--- Begin GIVEN RECORDS ---

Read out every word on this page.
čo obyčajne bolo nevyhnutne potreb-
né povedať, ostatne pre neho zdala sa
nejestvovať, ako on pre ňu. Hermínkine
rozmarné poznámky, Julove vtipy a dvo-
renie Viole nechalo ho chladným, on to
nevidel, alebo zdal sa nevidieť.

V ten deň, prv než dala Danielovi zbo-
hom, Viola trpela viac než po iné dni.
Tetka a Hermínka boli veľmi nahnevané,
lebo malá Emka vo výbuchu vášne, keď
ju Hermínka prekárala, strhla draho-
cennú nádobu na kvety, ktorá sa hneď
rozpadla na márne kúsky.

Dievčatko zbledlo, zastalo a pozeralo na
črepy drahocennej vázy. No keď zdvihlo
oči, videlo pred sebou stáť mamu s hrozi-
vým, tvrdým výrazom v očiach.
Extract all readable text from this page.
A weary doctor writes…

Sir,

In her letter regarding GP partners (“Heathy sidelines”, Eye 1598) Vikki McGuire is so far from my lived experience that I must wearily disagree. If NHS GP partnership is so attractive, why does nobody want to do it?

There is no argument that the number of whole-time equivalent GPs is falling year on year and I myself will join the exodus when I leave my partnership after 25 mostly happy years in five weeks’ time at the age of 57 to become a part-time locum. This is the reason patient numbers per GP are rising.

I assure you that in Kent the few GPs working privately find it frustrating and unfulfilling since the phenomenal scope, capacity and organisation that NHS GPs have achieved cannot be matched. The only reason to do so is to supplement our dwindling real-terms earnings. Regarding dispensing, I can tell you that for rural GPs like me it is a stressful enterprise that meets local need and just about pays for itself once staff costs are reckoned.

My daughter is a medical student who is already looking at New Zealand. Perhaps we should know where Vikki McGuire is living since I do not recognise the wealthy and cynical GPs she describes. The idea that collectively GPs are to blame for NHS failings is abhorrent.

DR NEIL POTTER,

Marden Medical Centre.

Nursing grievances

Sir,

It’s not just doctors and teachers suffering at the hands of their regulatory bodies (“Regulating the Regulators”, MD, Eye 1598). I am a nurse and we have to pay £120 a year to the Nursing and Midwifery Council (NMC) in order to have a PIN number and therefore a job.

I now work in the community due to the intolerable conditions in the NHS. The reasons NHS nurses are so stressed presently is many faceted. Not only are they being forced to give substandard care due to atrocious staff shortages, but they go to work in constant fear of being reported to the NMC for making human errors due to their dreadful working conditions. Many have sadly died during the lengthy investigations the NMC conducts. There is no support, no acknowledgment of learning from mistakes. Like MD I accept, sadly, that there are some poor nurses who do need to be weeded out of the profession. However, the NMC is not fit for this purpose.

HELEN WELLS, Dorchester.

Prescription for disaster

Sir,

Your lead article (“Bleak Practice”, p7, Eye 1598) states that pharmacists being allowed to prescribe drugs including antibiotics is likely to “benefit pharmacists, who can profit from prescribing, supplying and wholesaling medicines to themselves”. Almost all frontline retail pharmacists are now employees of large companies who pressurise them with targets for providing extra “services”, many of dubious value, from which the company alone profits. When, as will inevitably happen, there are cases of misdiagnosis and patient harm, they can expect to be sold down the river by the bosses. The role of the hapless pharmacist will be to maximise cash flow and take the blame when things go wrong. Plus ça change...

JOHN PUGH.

--- End GIVEN RECORDS ---

» **TASK**
Copy out the full material exactly as it appears.

» **REPLY**
Read out every word on this page.
čo obyčajne bolo nevyhnutne potreb-
né povedať, ostatne pre neho zdala sa
nejestvovať, ako on pre ňu. Hermínkine
rozmarné poznámky, Julove vtipy a dvo-
renie Viole nechalo ho chladným, on to
nevidel, alebo zdal sa nevidieť.

V ten deň, prv než dala Danielovi zbo-
hom, Viola trpela viac než po iné dni.
Tetka a Hermínka boli veľmi nahnevané,
lebo malá Emka vo výbuchu vášne, keď
ju Hermínka prekárala, strhla draho-
cennú nádobu na kvety, ktorá sa hneď
rozpadla na márne kúsky.

Dievčatko zbledlo, zastalo a pozeralo na
črepy drahocennej vázy. No keď zdvihlo
oči, videlo pred sebou stáť mamu s hrozi-
vým, tvrdým výrazom v očiach.
Extract all readable text from this page.
A weary doctor writes…

Sir,

In her letter regarding GP partners (“Heathy sidelines”, Eye 1598) Vikki McGuire is so far from my lived experience that I must wearily disagree. If NHS GP partnership is so attractive, why does nobody want to do it?

There is no argument that the number of whole-time equivalent GPs is falling year on year and I myself will join the exodus when I leave my partnership after 25 mostly happy years in five weeks’ time at the age of 57 to become a part-time locum. This is the reason patient numbers per GP are rising.

I assure you that in Kent the few GPs working privately find it frustrating and unfulfilling since the phenomenal scope, capacity and organisation that NHS GPs have achieved cannot be matched. The only reason to do so is to supplement our dwindling real-terms earnings. Regarding dispensing, I can tell you that for rural GPs like me it is a stressful enterprise that meets local need and just about pays for itself once staff costs are reckoned.

My daughter is a medical student who is already looking at New Zealand. Perhaps we should know where Vikki McGuire is living since I do not recognise the wealthy and cynical GPs she describes. The idea that collectively GPs are to blame for NHS failings is abhorrent.

DR NEIL POTTER,

Marden Medical Centre.

Nursing grievances

Sir,

It’s not just doctors and teachers suffering at the hands of their regulatory bodies (“Regulating the Regulators”, MD, Eye 1598). I am a nurse and we have to pay £120 a year to the Nursing and Midwifery Council (NMC) in order to have a PIN number and therefore a job.

I now work in the community due to the intolerable conditions in the NHS. The reasons NHS nurses are so stressed presently is many faceted. Not only are they being forced to give substandard care due to atrocious staff shortages, but they go to work in constant fear of being reported to the NMC for making human errors due to their dreadful working conditions. Many have sadly died during the lengthy investigations the NMC conducts. There is no support, no acknowledgment of learning from mistakes. Like MD I accept, sadly, that there are some poor nurses who do need to be weeded out of the profession. However, the NMC is not fit for this purpose.

HELEN WELLS, Dorchester.

Prescription for disaster

Sir,

Your lead article (“Bleak Practice”, p7, Eye 1598) states that pharmacists being allowed to prescribe drugs including antibiotics is likely to “benefit pharmacists, who can profit from prescribing, supplying and wholesaling medicines to themselves”. Almost all frontline retail pharmacists are now employees of large companies who pressurise them with targets for providing extra “services”, many of dubious value, from which the company alone profits. When, as will inevitably happen, there are cases of misdiagnosis and patient harm, they can expect to be sold down the river by the bosses. The role of the hapless pharmacist will be to maximise cash flow and take the blame when things go wrong. Plus ça change...

JOHN PUGH.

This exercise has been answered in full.